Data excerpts
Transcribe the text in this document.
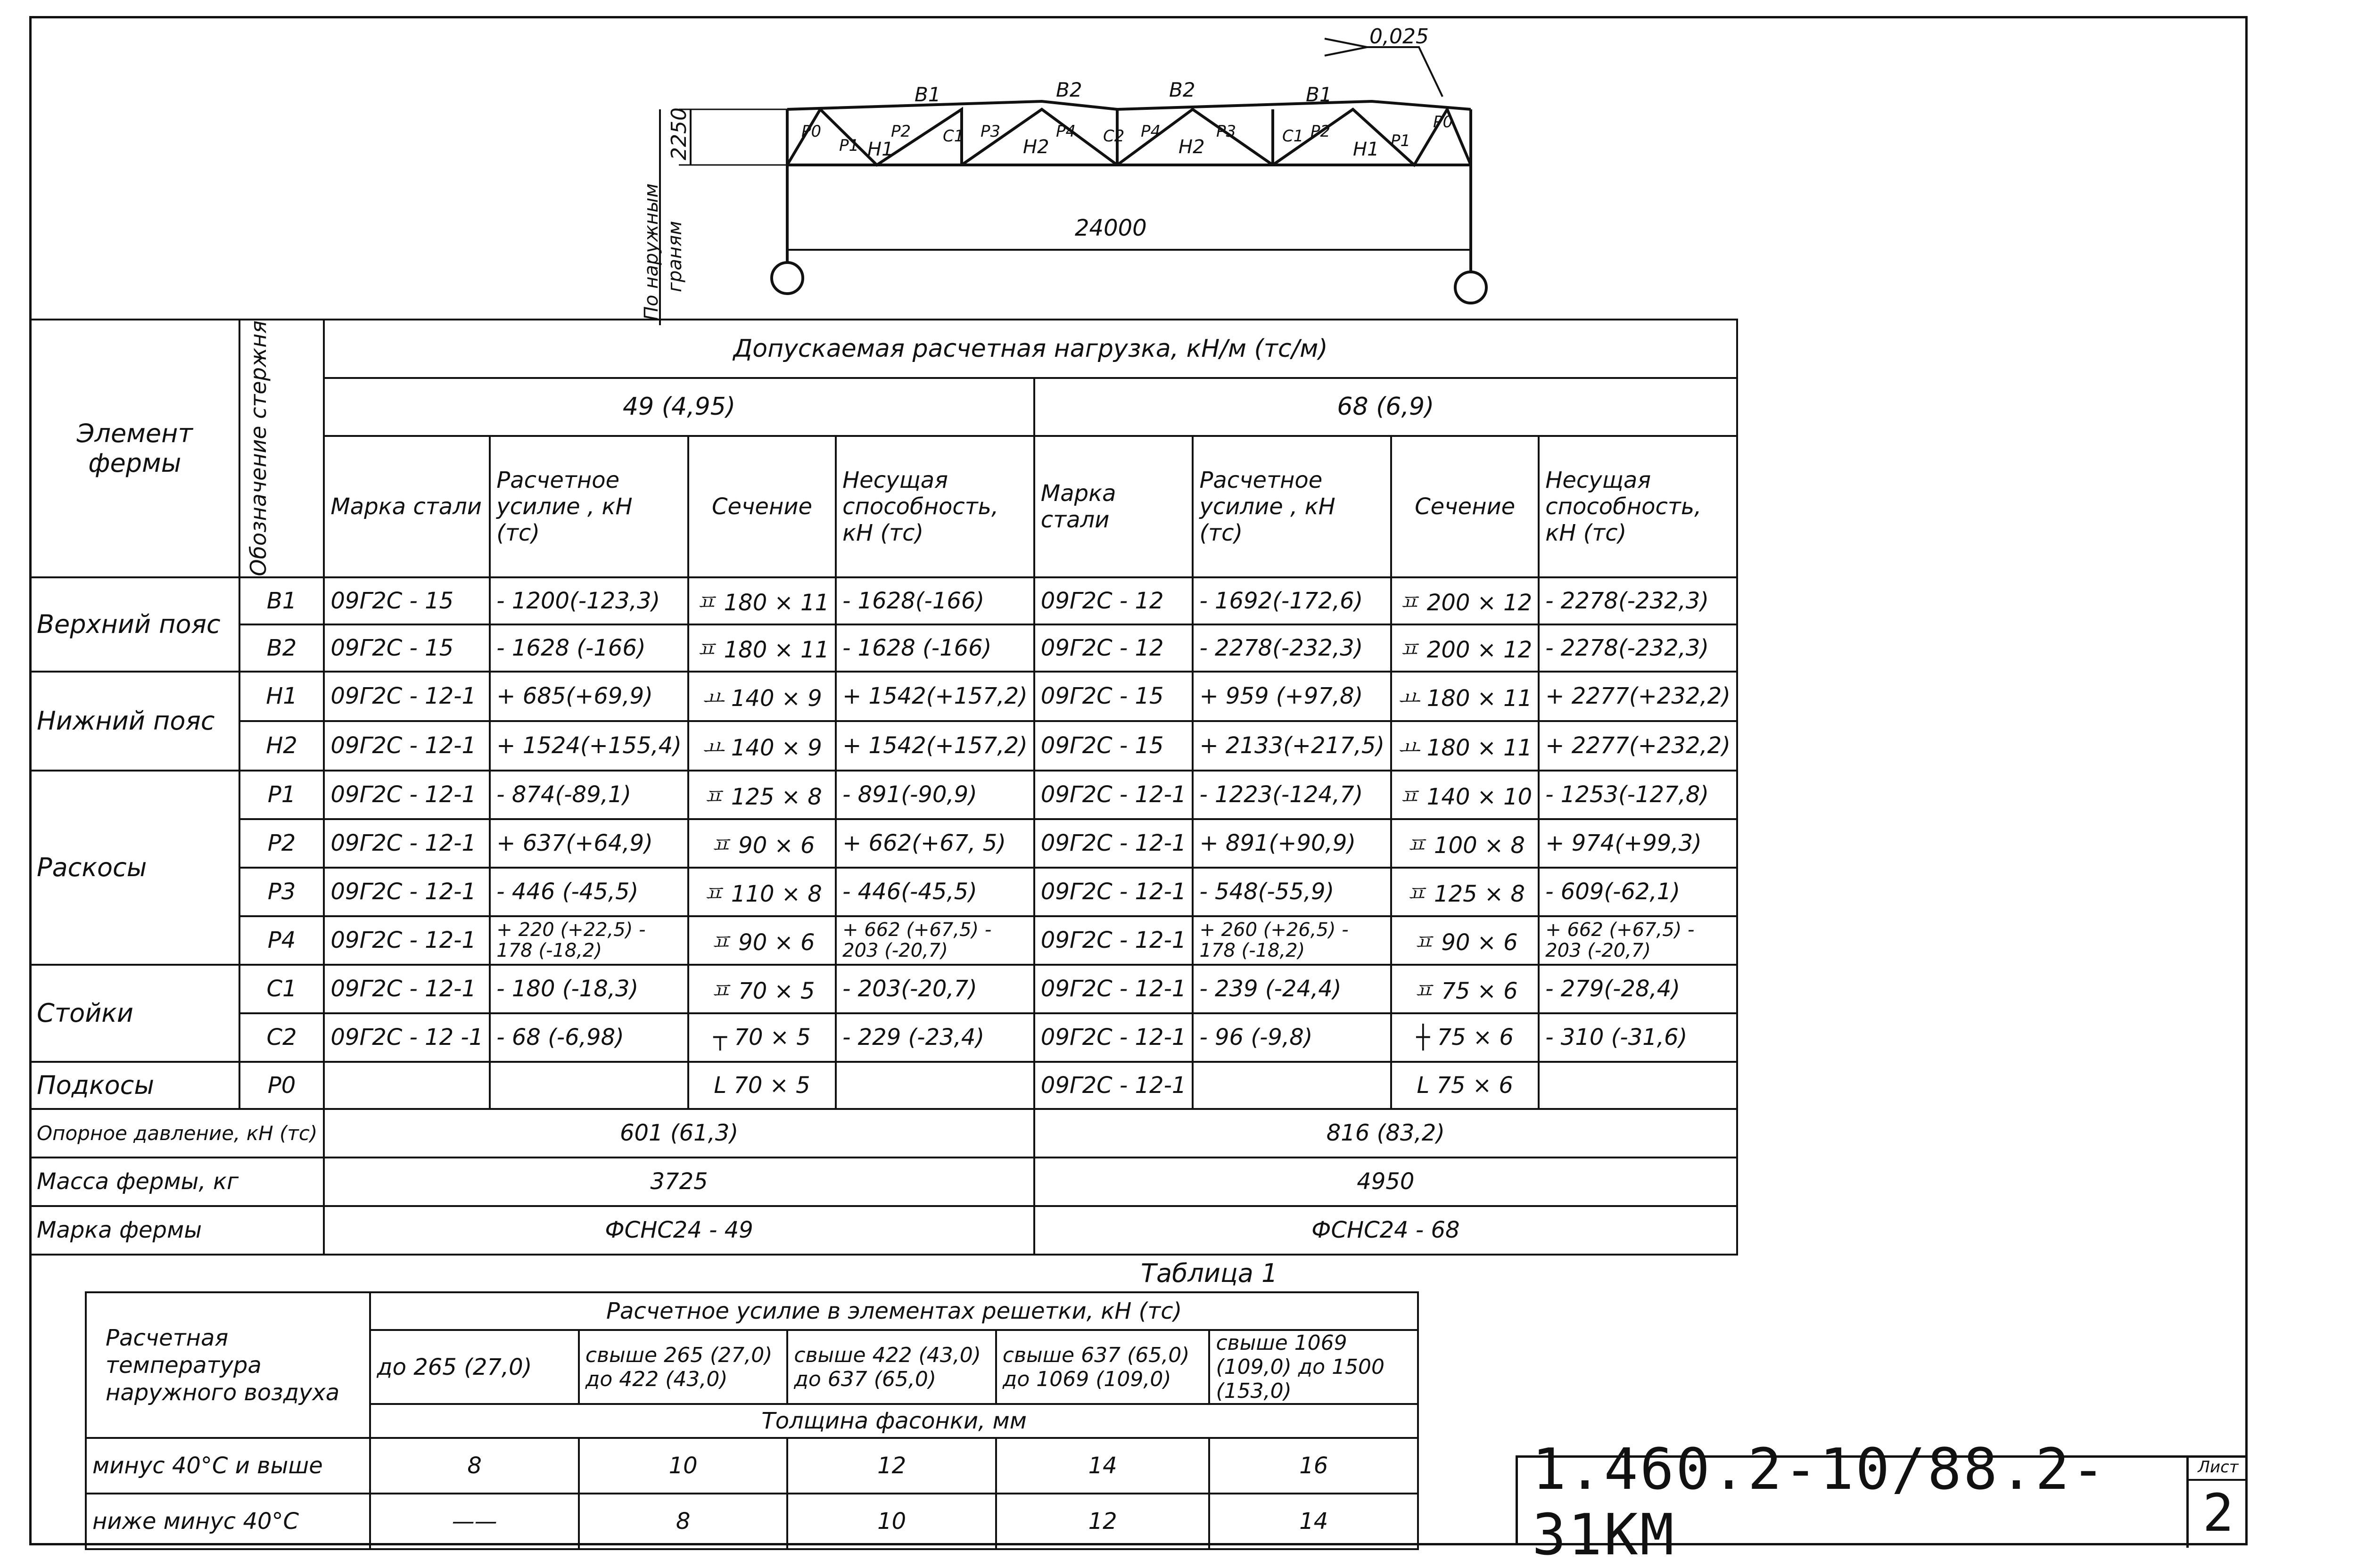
0,025
24000
2250
По наружным граням
В1	В2	В2	В1
Н1	Н2	Н2	Н1
Р0
Р1
Р2 С1 Р3	Р4 С2 Р4	Р3	С1 Р2	Р1
Р0
Элемент фермы	Обозначение стержня	Допускаемая расчетная нагрузка, кН/м (тс/м)							
		49 (4,95)				68 (6,9)			
		Марка стали	Расчетное усилие , кН (тс)	Сечение	Несущая способность, кН (тс)	Марка стали	Расчетное усилие , кН (тс)	Сечение	Несущая способность, кН (тс)
Верхний пояс	В1	09Г2С - 15	- 1200(-123,3)	ㅍ 180 × 11	- 1628(-166)	09Г2С - 12	- 1692(-172,6)	ㅍ 200 × 12	- 2278(-232,3)
	В2	09Г2С - 15	- 1628 (-166)	ㅍ 180 × 11	- 1628 (-166)	09Г2С - 12	- 2278(-232,3)	ㅍ 200 × 12	- 2278(-232,3)
Нижний пояс	Н1	09Г2С - 12-1	+ 685(+69,9)	ㅛ 140 × 9	+ 1542(+157,2)	09Г2С - 15	+ 959 (+97,8)	ㅛ 180 × 11	+ 2277(+232,2)
	Н2	09Г2С - 12-1	+ 1524(+155,4)	ㅛ 140 × 9	+ 1542(+157,2)	09Г2С - 15	+ 2133(+217,5)	ㅛ 180 × 11	+ 2277(+232,2)
Раскосы	Р1	09Г2С - 12-1	- 874(-89,1)	ㅍ 125 × 8	- 891(-90,9)	09Г2С - 12-1	- 1223(-124,7)	ㅍ 140 × 10	- 1253(-127,8)
	Р2	09Г2С - 12-1	+ 637(+64,9)	ㅍ 90 × 6	+ 662(+67, 5)	09Г2С - 12-1	+ 891(+90,9)	ㅍ 100 × 8	+ 974(+99,3)
	Р3	09Г2С - 12-1	- 446 (-45,5)	ㅍ 110 × 8	- 446(-45,5)	09Г2С - 12-1	- 548(-55,9)	ㅍ 125 × 8	- 609(-62,1)
	Р4	09Г2С - 12-1	+ 220 (+22,5) - 178 (-18,2)	ㅍ 90 × 6	+ 662 (+67,5) - 203 (-20,7)	09Г2С - 12-1	+ 260 (+26,5) - 178 (-18,2)	ㅍ 90 × 6	+ 662 (+67,5) - 203 (-20,7)
Стойки	С1	09Г2С - 12-1	- 180 (-18,3)	ㅍ 70 × 5	- 203(-20,7)	09Г2С - 12-1	- 239 (-24,4)	ㅍ 75 × 6	- 279(-28,4)
	С2	09Г2С - 12 -1	- 68 (-6,98)	┬ 70 × 5	- 229 (-23,4)	09Г2С - 12-1	- 96 (-9,8)	┼ 75 × 6	- 310 (-31,6)
Подкосы	Р0			L 70 × 5		09Г2С - 12-1		L 75 × 6	
Опорное давление, кН (тс)		601 (61,3)				816 (83,2)			
Масса фермы, кг		3725				4950			
Марка фермы		ФСНС24 - 49				ФСНС24 - 68			
Таблица 1
Расчетная температура наружного воздуха	Расчетное усилие в элементах решетки, кН (тс)				
	до 265 (27,0)	свыше 265 (27,0) до 422 (43,0)	свыше 422 (43,0) до 637 (65,0)	свыше 637 (65,0) до 1069 (109,0)	свыше 1069 (109,0) до 1500 (153,0)
	Толщина фасонки, мм				
минус 40°С и выше	8	10	12	14	16
ниже минус 40°С	——	8	10	12	14
1.460.2-10/88.2-31КМ
Лист
2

What needs to be done: Make an exact copy of every entry above, minus the images.

Task result:
Transcribe the text in this document.
0,025
24000
2250
По наружным граням
В1	В2	В2	В1
Н1	Н2	Н2	Н1
Р0
Р1
Р2 С1 Р3	Р4 С2 Р4	Р3	С1 Р2	Р1
Р0
Элемент фермы	Обозначение стержня	Допускаемая расчетная нагрузка, кН/м (тс/м)							
		49 (4,95)				68 (6,9)			
		Марка стали	Расчетное усилие , кН (тс)	Сечение	Несущая способность, кН (тс)	Марка стали	Расчетное усилие , кН (тс)	Сечение	Несущая способность, кН (тс)
Верхний пояс	В1	09Г2С - 15	- 1200(-123,3)	ㅍ 180 × 11	- 1628(-166)	09Г2С - 12	- 1692(-172,6)	ㅍ 200 × 12	- 2278(-232,3)
	В2	09Г2С - 15	- 1628 (-166)	ㅍ 180 × 11	- 1628 (-166)	09Г2С - 12	- 2278(-232,3)	ㅍ 200 × 12	- 2278(-232,3)
Нижний пояс	Н1	09Г2С - 12-1	+ 685(+69,9)	ㅛ 140 × 9	+ 1542(+157,2)	09Г2С - 15	+ 959 (+97,8)	ㅛ 180 × 11	+ 2277(+232,2)
	Н2	09Г2С - 12-1	+ 1524(+155,4)	ㅛ 140 × 9	+ 1542(+157,2)	09Г2С - 15	+ 2133(+217,5)	ㅛ 180 × 11	+ 2277(+232,2)
Раскосы	Р1	09Г2С - 12-1	- 874(-89,1)	ㅍ 125 × 8	- 891(-90,9)	09Г2С - 12-1	- 1223(-124,7)	ㅍ 140 × 10	- 1253(-127,8)
	Р2	09Г2С - 12-1	+ 637(+64,9)	ㅍ 90 × 6	+ 662(+67, 5)	09Г2С - 12-1	+ 891(+90,9)	ㅍ 100 × 8	+ 974(+99,3)
	Р3	09Г2С - 12-1	- 446 (-45,5)	ㅍ 110 × 8	- 446(-45,5)	09Г2С - 12-1	- 548(-55,9)	ㅍ 125 × 8	- 609(-62,1)
	Р4	09Г2С - 12-1	+ 220 (+22,5) - 178 (-18,2)	ㅍ 90 × 6	+ 662 (+67,5) - 203 (-20,7)	09Г2С - 12-1	+ 260 (+26,5) - 178 (-18,2)	ㅍ 90 × 6	+ 662 (+67,5) - 203 (-20,7)
Стойки	С1	09Г2С - 12-1	- 180 (-18,3)	ㅍ 70 × 5	- 203(-20,7)	09Г2С - 12-1	- 239 (-24,4)	ㅍ 75 × 6	- 279(-28,4)
	С2	09Г2С - 12 -1	- 68 (-6,98)	┬ 70 × 5	- 229 (-23,4)	09Г2С - 12-1	- 96 (-9,8)	┼ 75 × 6	- 310 (-31,6)
Подкосы	Р0			L 70 × 5		09Г2С - 12-1		L 75 × 6	
Опорное давление, кН (тс)		601 (61,3)				816 (83,2)			
Масса фермы, кг		3725				4950			
Марка фермы		ФСНС24 - 49				ФСНС24 - 68			
Таблица 1
Расчетная температура наружного воздуха	Расчетное усилие в элементах решетки, кН (тс)				
	до 265 (27,0)	свыше 265 (27,0) до 422 (43,0)	свыше 422 (43,0) до 637 (65,0)	свыше 637 (65,0) до 1069 (109,0)	свыше 1069 (109,0) до 1500 (153,0)
	Толщина фасонки, мм				
минус 40°С и выше	8	10	12	14	16
ниже минус 40°С	——	8	10	12	14
1.460.2-10/88.2-31КМ
Лист
2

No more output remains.